PASSAGE PROVIDED —
☆ ☆ ☆ ☆

Sunday, February 07, 2010

Barnaby Joyce, the nice uncle who providentially keeps on giving while rejecting protestations in a car park ... ...



Well you're a real tough cookie with a long history
Of breaking little hearts, like the one in me
That's O.K., lets see how you do it
Put up your dukes, let's get down to it!
Hit Me With Your Best Shot!
Why Don't You Hit Me With Your Best Shot!
Hit Me With Your Best Shot!
Fire Away!

You come on with your come-ons, you don't fight fair
That's O.K., see if I care!
Knock me down, it's all in vain
I'll get right back on my feet again!

Hit Me With Your Best Shot!
Why Don't You Hit Me With Your Best Shot!
Hit Me With Your Best Shot!
Fire Away!

Or put it another way:

Well what can I say about the first parliamentary week as shadow finance minister?

Tony wanted a speech and I delivered it at the Press Club. It would not have mattered if the speech had categorically disproved the theory of relativity, the issue would be the slip and when the question came where I had to, on my feet and in my head, quickly add up Labor party expenditure via MYEFO for the next four years, I said billion when I should have said trillion.

In that split second my head said trillion my heart said you have got to be joking that is enormous. My head was right but the result is for all to see on YouTube.

Put it another way:

Once upon a time I was falling in love
But now I'm only falling apart
There's nothing I can do
A total eclipse of the heart
Once upon a time there was light in my life
But now there's only love in the dark
Nothing I can say
A total eclipse of the heart

Put it yet another way:

Now I sit back on the weekend and see it reported that I am a “bearded lady”, a “freak show”, “dead set dud”, a ticking bomb and part of some new Bjelke-Petersen plot.

Not a bad result after one week. Slightly premature in the judgement made, but that is politics and I will take it on the chin.

Yep, let's take it on the chin:

Well you're a real tough cookie with a long history
Of breaking little hearts, like the one in me
Before I put another notch in my lipstick case
You better make sure you put me in my place

Hit Me With Your Best Shot!
Come On, Hit Me With Your Best Shot!
Hit Me With Your Best Shot!
Fire Away!

But seriously folks, at first we thought it was only the Queensland government that was bust, news provided to the world by Barnaby Joyce not so long ago. But deep in our heart we always knew NSW was in trouble because of the wretched Labor government, and now it's official. It's going bust, just like Queensland:

In closing I would like to point to just one example of what happens when governments start running out of money because they have been profligate. In NSW the Dalwood Assessment Centre, Seaforth, and Palm Avenue School helped kids from the country with learning difficulties but this is being closed and sold off, basically a land grab for a government that is going bust. Years of providence and goodness is being closed because of the government’s bad financial management.

You see, bankrupt, insolvent, a failed state, rooned, as no doubt we'll all be rooned, before the year is out.

You know, doing a close textural reading of that remark makes me think that the author was the actual author, good old Barners, and not some party hack, or press flack, or spin merchant.

☆ ☆ ☆ ☆

OBJECTIVE 1 —
List each phrase that the post about Barnaby Joyce places inside quotation marks as something he was reportedly called.
OBJECTIVE 2 —
Continue the post about Barnaby Joyce from its final sentence.
The records that follow have no connection to the post about Barnaby Joyce.

☆ ☆ ☆ ☆

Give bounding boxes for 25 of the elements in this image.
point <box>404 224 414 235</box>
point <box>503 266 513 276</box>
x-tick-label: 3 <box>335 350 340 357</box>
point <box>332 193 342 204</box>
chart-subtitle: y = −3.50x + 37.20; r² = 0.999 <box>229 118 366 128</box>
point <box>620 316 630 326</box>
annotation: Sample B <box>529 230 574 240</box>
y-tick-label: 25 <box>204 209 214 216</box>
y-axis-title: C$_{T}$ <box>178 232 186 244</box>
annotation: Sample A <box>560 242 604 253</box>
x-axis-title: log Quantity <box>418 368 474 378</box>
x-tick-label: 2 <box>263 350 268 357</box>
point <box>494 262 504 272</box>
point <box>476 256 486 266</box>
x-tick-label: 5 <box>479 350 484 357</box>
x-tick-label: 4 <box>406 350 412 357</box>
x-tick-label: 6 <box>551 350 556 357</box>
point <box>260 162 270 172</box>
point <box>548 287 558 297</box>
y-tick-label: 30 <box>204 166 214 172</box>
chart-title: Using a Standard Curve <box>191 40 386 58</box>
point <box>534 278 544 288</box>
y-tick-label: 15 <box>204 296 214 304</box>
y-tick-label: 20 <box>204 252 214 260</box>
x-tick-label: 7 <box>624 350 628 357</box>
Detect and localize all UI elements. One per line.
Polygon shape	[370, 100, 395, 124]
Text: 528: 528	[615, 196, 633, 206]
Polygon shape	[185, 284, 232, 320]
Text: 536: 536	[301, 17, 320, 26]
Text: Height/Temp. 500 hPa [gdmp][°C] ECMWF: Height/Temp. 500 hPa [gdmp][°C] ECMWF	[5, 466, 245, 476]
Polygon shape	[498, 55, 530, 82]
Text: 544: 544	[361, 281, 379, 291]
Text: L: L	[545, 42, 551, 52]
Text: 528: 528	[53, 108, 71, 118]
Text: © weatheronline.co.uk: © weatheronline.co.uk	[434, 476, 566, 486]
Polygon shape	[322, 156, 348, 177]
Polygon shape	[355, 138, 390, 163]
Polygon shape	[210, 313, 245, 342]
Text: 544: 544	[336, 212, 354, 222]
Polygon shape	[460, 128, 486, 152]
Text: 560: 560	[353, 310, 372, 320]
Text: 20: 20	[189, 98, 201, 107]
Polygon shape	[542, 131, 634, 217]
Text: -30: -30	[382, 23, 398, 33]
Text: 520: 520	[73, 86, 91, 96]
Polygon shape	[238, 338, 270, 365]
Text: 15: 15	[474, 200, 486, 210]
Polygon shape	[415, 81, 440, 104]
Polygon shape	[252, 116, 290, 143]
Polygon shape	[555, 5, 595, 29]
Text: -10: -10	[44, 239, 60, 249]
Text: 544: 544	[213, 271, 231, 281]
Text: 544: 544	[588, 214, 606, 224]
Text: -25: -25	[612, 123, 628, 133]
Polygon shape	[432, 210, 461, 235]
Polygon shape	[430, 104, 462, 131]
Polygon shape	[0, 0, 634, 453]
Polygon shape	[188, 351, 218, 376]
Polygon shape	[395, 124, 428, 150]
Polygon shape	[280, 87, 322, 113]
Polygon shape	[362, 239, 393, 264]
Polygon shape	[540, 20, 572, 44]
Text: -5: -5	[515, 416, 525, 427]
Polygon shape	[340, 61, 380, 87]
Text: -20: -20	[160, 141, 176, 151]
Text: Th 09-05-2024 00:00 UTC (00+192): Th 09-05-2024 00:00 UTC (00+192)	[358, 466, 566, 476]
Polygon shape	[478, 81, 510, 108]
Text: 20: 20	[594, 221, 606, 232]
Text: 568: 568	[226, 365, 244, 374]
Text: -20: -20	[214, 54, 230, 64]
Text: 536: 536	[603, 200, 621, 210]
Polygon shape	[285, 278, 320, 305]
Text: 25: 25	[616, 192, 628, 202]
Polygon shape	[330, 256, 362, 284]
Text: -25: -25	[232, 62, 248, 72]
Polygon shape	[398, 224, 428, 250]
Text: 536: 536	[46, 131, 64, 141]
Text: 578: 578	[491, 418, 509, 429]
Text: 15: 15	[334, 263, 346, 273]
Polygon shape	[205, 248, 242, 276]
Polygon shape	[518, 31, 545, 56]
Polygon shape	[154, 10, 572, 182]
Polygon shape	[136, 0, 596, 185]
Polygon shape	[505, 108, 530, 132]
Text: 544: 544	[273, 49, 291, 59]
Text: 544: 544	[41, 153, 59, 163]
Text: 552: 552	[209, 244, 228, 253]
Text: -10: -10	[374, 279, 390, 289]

☆ ☆ ☆ ☆

WRITTEN ANSWER 1 —
"bearded lady", "freak show", "dead set dud"

WRITTEN ANSWER 2 —
Note the "In closing":

Step 3 Give Them a Clue
The closing speech is the last thing the participants will hear. It needs to end with a bang, not a whimper. After you summarize key ideas you need to give a verbal clue that your speech is coming to an end. For example, you can say, "In closing" or "Before I leave today" or "Finally, I'd like to..." Audiences like knowing the end is near. (How to Write a Closing Speech).


Indeed, how we love to know the end is near, the word is nigh. And note the biblical use of providence and goodness:

prov·i·dence
Function: noun
Etymology: Middle English, from Anglo-French, from Latin providentia, from provident-, providens
Date: 14th century
1 a often capitalized : divine guidance or care b capitalized : God conceived as the power sustaining and guiding human destiny
2 : the quality or state of being provident


Oh it's a fine and noble word, so let's use it a couple of times, and throw in a divine and perhaps a magical:

Their solution seems to be that divine providence will spare us at some magical point years away. No country ever had a big financial problem that did not start with a manageable one but Labor lacks the conviction to manage it.

Now how about a bizarre bit of alliteration to really nail the point:

All the protestation in car parks will not balance the books. We can not keep going overseas and borrowing money to balance up our stuff-up.

Because of course the end is nigh, and not just for the NSW government, and a centre and a school. It's armageddon, the apocalypse, perhaps even the rapture, and all will fall:

... because debt is out of control and if you want to see where it all ends up then cast your eye to Greece, Portugal, Spain, Iceland and the stresses that are on the US and England.

... The results are there for all to see, their gross federal debt is beyond 120 billion and racing up, deficits march off into the future, and if the worse happened and the sovereign debt risk overseas brought a double dip recession, where would the money come from this time?

Quick, Chicken Little, we're all doomed, run about with wings flapping. Yep, it's double dip recession time, let's talk down the world, so we can get elected to save it.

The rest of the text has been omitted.